## RAW DATA

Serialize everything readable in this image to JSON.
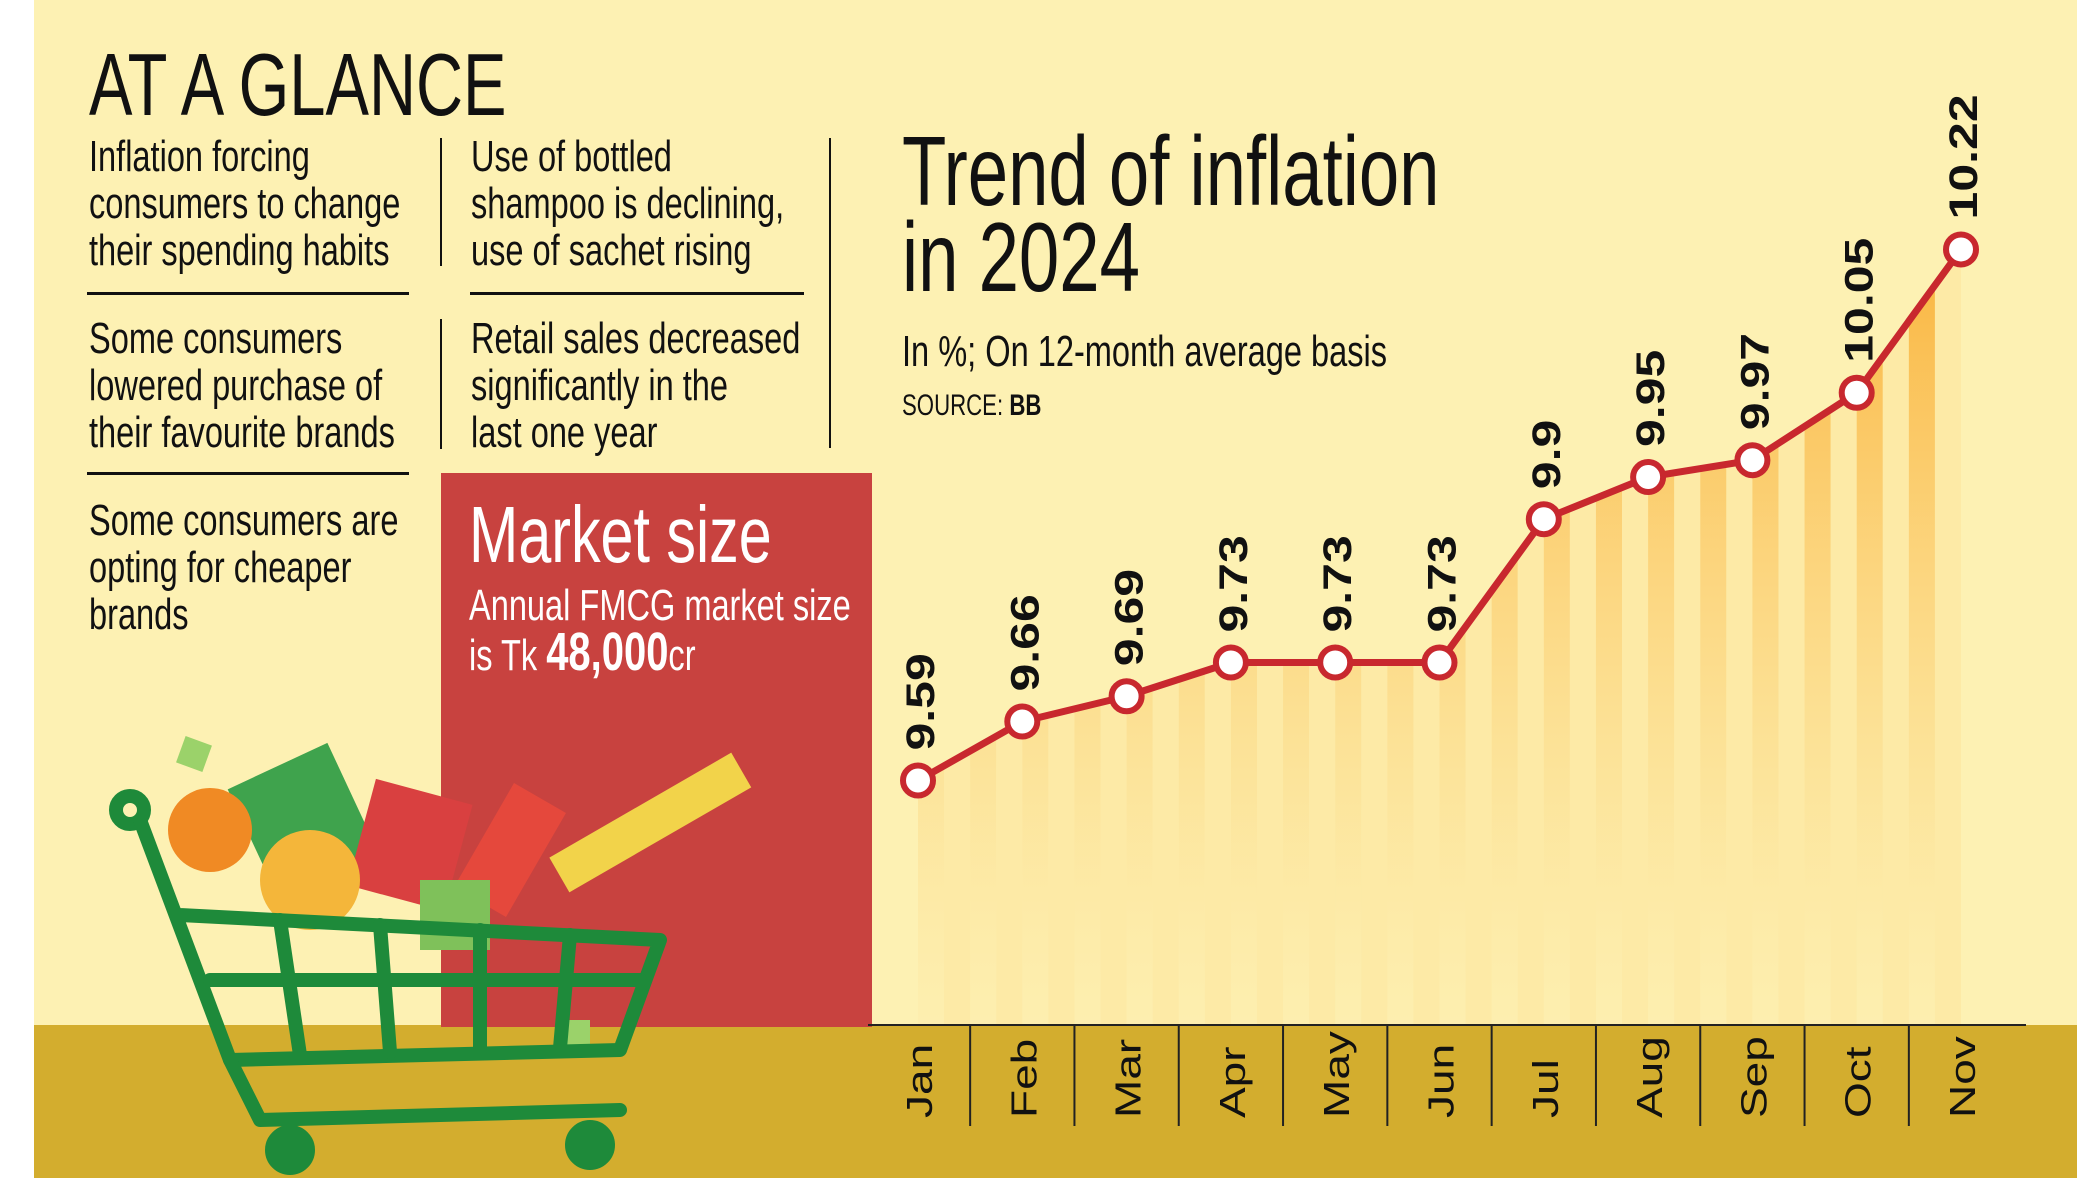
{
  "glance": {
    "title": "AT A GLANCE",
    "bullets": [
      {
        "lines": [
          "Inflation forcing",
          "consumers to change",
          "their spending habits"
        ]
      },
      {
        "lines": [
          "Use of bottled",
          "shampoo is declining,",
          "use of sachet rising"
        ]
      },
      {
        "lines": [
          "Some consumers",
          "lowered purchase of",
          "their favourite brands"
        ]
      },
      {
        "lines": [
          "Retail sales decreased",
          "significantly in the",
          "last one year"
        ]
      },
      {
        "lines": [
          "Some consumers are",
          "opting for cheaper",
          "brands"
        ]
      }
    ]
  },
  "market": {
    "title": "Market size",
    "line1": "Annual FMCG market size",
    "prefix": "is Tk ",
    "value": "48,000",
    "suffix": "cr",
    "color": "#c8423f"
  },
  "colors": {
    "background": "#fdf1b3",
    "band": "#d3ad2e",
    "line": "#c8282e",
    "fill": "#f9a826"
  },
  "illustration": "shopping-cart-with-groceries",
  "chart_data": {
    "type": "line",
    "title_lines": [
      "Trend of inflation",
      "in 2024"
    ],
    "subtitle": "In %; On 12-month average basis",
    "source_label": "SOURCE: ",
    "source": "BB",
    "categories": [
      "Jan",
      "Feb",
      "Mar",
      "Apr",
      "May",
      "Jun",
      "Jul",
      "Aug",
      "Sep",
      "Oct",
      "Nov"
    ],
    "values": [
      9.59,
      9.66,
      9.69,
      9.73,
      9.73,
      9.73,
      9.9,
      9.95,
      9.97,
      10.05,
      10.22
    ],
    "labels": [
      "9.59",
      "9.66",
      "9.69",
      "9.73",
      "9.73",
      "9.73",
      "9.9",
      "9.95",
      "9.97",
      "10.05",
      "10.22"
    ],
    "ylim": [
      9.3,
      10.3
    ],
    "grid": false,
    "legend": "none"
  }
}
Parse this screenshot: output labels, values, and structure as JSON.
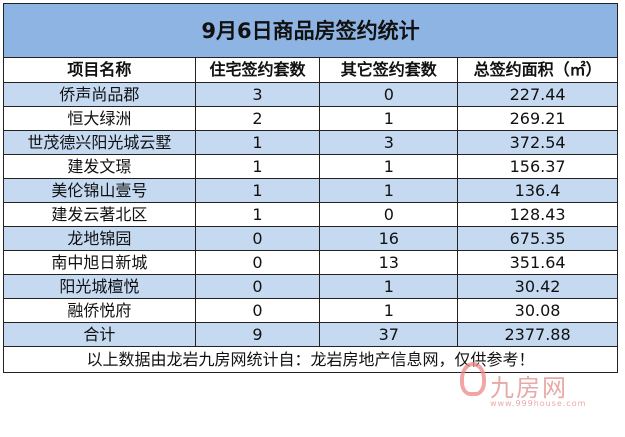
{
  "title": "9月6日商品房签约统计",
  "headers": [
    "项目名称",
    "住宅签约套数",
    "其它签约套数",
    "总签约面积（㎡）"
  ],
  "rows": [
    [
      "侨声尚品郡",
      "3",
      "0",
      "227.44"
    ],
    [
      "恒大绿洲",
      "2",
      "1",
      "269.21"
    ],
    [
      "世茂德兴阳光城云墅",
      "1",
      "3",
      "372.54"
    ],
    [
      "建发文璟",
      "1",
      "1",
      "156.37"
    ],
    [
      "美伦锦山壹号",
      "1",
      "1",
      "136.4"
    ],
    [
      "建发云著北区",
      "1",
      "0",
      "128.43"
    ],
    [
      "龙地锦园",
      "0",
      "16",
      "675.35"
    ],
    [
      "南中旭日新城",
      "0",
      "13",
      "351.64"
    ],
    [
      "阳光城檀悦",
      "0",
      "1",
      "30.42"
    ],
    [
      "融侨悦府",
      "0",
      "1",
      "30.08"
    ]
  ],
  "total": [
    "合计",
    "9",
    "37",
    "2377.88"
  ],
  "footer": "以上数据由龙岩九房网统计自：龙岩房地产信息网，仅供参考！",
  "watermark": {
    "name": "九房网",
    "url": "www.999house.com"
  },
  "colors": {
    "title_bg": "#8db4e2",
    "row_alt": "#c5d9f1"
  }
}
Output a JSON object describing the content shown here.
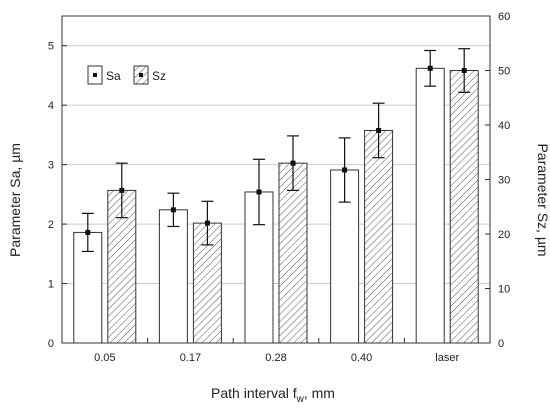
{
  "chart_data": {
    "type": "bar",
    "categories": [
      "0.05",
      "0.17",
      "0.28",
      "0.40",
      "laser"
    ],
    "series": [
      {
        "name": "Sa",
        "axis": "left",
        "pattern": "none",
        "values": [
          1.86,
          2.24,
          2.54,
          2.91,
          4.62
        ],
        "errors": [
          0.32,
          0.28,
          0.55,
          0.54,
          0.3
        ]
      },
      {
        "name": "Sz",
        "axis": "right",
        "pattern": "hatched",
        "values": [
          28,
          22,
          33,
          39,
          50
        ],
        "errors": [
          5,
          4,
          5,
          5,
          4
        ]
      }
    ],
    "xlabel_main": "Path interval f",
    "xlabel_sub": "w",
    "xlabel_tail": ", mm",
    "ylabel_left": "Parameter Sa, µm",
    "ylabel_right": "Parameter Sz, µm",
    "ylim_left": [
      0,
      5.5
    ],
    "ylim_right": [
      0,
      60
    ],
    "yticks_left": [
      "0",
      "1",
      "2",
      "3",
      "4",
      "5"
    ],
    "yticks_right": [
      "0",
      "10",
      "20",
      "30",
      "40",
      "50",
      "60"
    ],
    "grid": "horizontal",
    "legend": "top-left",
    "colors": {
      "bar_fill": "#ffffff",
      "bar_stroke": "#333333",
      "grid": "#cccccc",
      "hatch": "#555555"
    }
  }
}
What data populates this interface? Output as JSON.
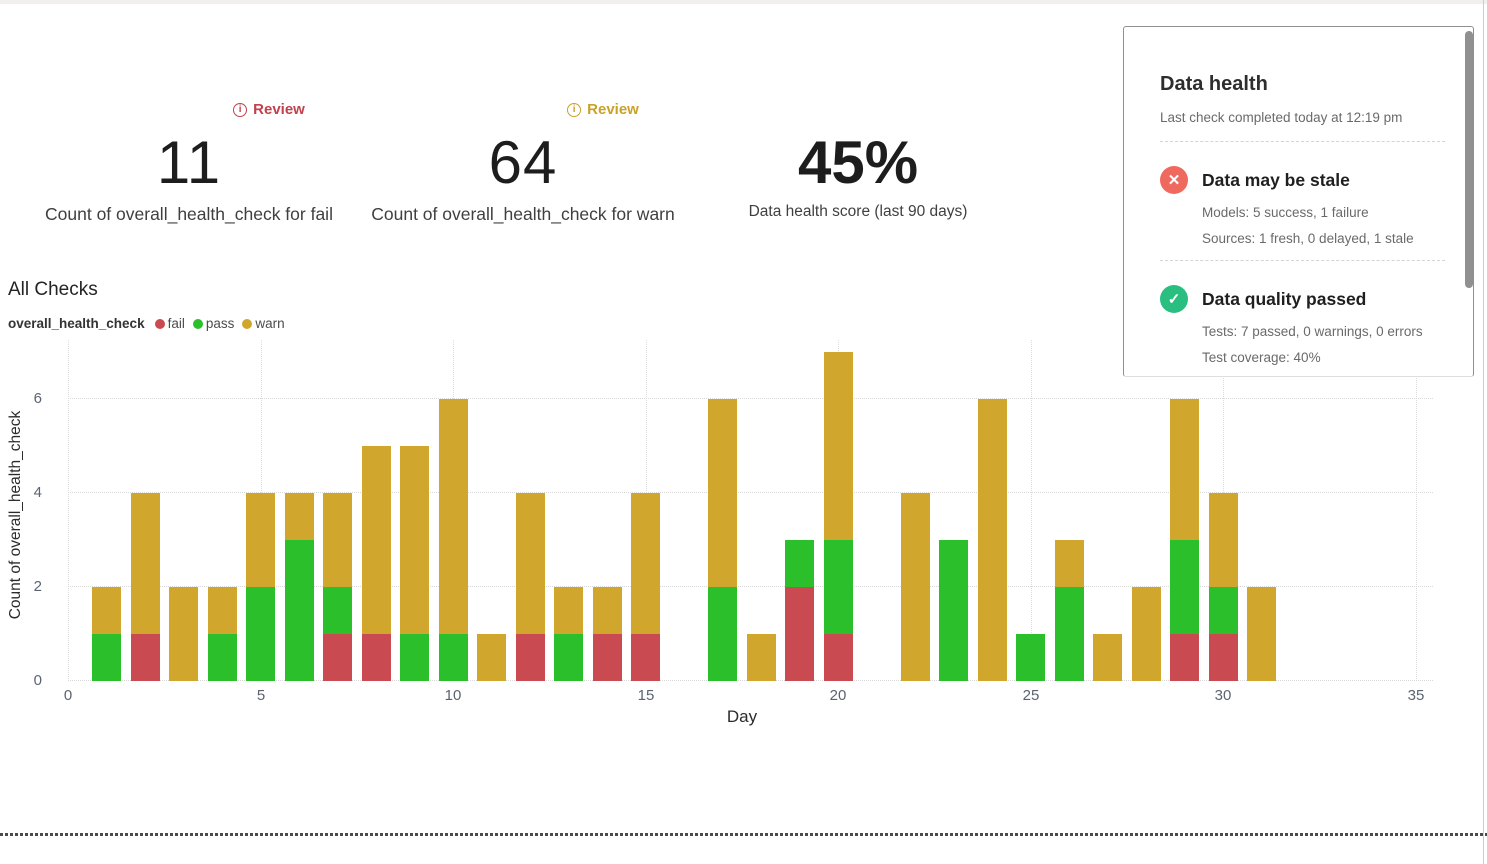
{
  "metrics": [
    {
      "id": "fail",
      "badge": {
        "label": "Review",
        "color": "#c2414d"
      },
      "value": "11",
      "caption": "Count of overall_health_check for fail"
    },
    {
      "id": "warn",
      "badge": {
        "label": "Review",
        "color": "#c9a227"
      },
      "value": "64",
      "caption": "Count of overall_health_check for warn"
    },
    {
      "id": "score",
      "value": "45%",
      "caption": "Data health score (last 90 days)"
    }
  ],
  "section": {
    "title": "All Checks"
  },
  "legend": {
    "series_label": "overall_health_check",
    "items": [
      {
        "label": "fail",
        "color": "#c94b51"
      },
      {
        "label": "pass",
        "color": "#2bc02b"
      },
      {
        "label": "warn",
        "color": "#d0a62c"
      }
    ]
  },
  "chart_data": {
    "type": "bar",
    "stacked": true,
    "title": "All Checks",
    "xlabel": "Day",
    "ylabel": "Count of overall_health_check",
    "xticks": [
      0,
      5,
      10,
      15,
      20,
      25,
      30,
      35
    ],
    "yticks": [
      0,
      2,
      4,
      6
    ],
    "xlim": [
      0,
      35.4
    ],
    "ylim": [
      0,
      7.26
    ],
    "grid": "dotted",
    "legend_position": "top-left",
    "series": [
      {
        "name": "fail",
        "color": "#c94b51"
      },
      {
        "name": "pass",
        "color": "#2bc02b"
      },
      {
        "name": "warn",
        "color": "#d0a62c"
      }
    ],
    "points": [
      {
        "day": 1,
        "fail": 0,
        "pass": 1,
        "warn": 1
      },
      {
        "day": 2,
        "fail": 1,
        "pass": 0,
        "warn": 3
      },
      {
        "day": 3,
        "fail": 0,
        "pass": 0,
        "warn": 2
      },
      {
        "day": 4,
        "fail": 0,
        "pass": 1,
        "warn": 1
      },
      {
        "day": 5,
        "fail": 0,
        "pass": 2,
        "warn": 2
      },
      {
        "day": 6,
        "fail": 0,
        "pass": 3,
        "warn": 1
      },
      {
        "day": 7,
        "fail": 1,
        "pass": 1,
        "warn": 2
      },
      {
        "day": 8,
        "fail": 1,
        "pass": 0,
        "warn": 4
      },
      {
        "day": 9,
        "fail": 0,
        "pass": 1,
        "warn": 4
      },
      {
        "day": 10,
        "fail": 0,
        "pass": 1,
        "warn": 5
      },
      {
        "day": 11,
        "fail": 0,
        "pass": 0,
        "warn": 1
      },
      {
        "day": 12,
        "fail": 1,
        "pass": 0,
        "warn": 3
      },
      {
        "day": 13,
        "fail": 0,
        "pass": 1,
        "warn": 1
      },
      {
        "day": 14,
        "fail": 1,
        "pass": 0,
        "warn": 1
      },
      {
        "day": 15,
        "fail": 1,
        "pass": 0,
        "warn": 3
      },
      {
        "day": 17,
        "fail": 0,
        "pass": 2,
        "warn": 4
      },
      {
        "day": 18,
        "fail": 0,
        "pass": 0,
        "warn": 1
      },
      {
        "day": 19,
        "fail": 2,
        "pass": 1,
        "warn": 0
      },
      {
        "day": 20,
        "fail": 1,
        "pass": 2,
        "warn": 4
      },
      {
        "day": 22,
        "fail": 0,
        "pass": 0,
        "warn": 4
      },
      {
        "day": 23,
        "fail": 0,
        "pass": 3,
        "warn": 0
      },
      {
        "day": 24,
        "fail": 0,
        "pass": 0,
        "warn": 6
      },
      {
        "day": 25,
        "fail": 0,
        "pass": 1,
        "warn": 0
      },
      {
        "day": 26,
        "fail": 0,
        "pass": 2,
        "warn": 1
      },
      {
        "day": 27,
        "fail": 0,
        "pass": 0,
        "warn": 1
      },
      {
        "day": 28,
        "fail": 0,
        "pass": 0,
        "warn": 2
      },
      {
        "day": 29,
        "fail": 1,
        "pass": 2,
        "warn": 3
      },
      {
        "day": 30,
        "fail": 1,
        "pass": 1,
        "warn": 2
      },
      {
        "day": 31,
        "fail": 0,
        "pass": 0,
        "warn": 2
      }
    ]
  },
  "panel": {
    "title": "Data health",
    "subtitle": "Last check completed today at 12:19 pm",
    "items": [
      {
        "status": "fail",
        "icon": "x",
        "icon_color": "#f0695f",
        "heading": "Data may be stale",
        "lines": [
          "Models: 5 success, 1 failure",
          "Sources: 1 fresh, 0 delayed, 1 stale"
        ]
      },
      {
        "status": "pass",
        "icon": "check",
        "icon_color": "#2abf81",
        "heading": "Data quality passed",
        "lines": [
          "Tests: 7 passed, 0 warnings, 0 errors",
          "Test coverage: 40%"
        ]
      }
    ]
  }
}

## TASK PROMPT
Locate the word "score" in the records above, and return each line that has it.

## RESULT OF THE TASK
      "id": "score",
      "caption": "Data health score (last 90 days)"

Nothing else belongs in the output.